**** Source data
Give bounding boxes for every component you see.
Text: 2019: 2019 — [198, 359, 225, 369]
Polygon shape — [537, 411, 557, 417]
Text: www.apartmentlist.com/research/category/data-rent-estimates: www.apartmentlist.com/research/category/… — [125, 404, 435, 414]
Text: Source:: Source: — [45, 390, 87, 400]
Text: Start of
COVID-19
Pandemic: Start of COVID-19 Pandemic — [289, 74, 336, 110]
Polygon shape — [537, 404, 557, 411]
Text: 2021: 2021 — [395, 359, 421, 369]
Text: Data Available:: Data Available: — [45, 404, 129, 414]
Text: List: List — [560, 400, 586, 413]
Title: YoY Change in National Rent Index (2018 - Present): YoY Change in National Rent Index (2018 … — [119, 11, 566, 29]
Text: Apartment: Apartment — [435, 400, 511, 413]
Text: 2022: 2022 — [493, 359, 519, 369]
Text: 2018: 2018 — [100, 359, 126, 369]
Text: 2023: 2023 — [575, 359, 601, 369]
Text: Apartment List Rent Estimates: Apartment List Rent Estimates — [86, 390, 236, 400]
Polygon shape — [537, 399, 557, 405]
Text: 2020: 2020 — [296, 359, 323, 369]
********
### Prompt
Render every line of the items above as a JSON list of strings, one string per line, omitting blank lines.

### Solution for this problem
[
  "Give bounding boxes for every component you see.",
  "Text: 2019: 2019 — [198, 359, 225, 369]",
  "Polygon shape — [537, 411, 557, 417]",
  "Text: www.apartmentlist.com/research/category/data-rent-estimates: www.apartmentlist.com/research/category/… — [125, 404, 435, 414]",
  "Text: Source:: Source: — [45, 390, 87, 400]",
  "Text: Start of",
  "COVID-19",
  "Pandemic: Start of COVID-19 Pandemic — [289, 74, 336, 110]",
  "Polygon shape — [537, 404, 557, 411]",
  "Text: 2021: 2021 — [395, 359, 421, 369]",
  "Text: Data Available:: Data Available: — [45, 404, 129, 414]",
  "Text: List: List — [560, 400, 586, 413]",
  "Title: YoY Change in National Rent Index (2018 - Present): YoY Change in National Rent Index (2018 … — [119, 11, 566, 29]",
  "Text: Apartment: Apartment — [435, 400, 511, 413]",
  "Text: 2022: 2022 — [493, 359, 519, 369]",
  "Text: 2018: 2018 — [100, 359, 126, 369]",
  "Text: 2023: 2023 — [575, 359, 601, 369]",
  "Text: Apartment List Rent Estimates: Apartment List Rent Estimates — [86, 390, 236, 400]",
  "Polygon shape — [537, 399, 557, 405]",
  "Text: 2020: 2020 — [296, 359, 323, 369]"
]